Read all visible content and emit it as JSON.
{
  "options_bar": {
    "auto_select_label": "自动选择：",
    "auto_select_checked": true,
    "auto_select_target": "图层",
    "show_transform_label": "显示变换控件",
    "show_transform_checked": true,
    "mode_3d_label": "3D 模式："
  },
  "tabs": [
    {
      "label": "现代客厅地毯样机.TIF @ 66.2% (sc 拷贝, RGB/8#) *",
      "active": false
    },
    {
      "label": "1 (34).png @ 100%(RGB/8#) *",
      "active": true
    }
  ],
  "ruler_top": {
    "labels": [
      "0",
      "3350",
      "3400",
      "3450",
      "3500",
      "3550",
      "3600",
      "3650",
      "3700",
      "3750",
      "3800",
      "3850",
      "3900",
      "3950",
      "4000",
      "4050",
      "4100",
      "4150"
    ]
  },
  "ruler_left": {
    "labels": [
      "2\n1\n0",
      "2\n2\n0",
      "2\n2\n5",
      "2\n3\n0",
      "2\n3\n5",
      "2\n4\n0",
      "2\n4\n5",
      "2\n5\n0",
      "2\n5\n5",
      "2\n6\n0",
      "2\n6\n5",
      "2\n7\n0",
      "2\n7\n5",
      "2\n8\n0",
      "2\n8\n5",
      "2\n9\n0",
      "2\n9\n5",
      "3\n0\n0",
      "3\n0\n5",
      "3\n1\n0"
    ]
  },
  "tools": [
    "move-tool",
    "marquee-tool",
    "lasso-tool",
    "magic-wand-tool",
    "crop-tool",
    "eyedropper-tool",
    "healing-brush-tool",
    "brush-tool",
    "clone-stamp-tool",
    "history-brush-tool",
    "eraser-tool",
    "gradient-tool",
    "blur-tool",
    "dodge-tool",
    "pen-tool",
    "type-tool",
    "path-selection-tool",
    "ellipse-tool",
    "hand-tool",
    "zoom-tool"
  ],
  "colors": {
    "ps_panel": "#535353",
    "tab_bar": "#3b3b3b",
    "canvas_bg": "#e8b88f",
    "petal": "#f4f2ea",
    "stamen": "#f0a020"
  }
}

WHAT YOU HAVE TO DO: Each line of the material above must be retyped precisely.

RESPONSE TO THE TASK:
Read all visible content and emit it as JSON.
{
  "options_bar": {
    "auto_select_label": "自动选择：",
    "auto_select_checked": true,
    "auto_select_target": "图层",
    "show_transform_label": "显示变换控件",
    "show_transform_checked": true,
    "mode_3d_label": "3D 模式："
  },
  "tabs": [
    {
      "label": "现代客厅地毯样机.TIF @ 66.2% (sc 拷贝, RGB/8#) *",
      "active": false
    },
    {
      "label": "1 (34).png @ 100%(RGB/8#) *",
      "active": true
    }
  ],
  "ruler_top": {
    "labels": [
      "0",
      "3350",
      "3400",
      "3450",
      "3500",
      "3550",
      "3600",
      "3650",
      "3700",
      "3750",
      "3800",
      "3850",
      "3900",
      "3950",
      "4000",
      "4050",
      "4100",
      "4150"
    ]
  },
  "ruler_left": {
    "labels": [
      "2\n1\n0",
      "2\n2\n0",
      "2\n2\n5",
      "2\n3\n0",
      "2\n3\n5",
      "2\n4\n0",
      "2\n4\n5",
      "2\n5\n0",
      "2\n5\n5",
      "2\n6\n0",
      "2\n6\n5",
      "2\n7\n0",
      "2\n7\n5",
      "2\n8\n0",
      "2\n8\n5",
      "2\n9\n0",
      "2\n9\n5",
      "3\n0\n0",
      "3\n0\n5",
      "3\n1\n0"
    ]
  },
  "tools": [
    "move-tool",
    "marquee-tool",
    "lasso-tool",
    "magic-wand-tool",
    "crop-tool",
    "eyedropper-tool",
    "healing-brush-tool",
    "brush-tool",
    "clone-stamp-tool",
    "history-brush-tool",
    "eraser-tool",
    "gradient-tool",
    "blur-tool",
    "dodge-tool",
    "pen-tool",
    "type-tool",
    "path-selection-tool",
    "ellipse-tool",
    "hand-tool",
    "zoom-tool"
  ],
  "colors": {
    "ps_panel": "#535353",
    "tab_bar": "#3b3b3b",
    "canvas_bg": "#e8b88f",
    "petal": "#f4f2ea",
    "stamen": "#f0a020"
  }
}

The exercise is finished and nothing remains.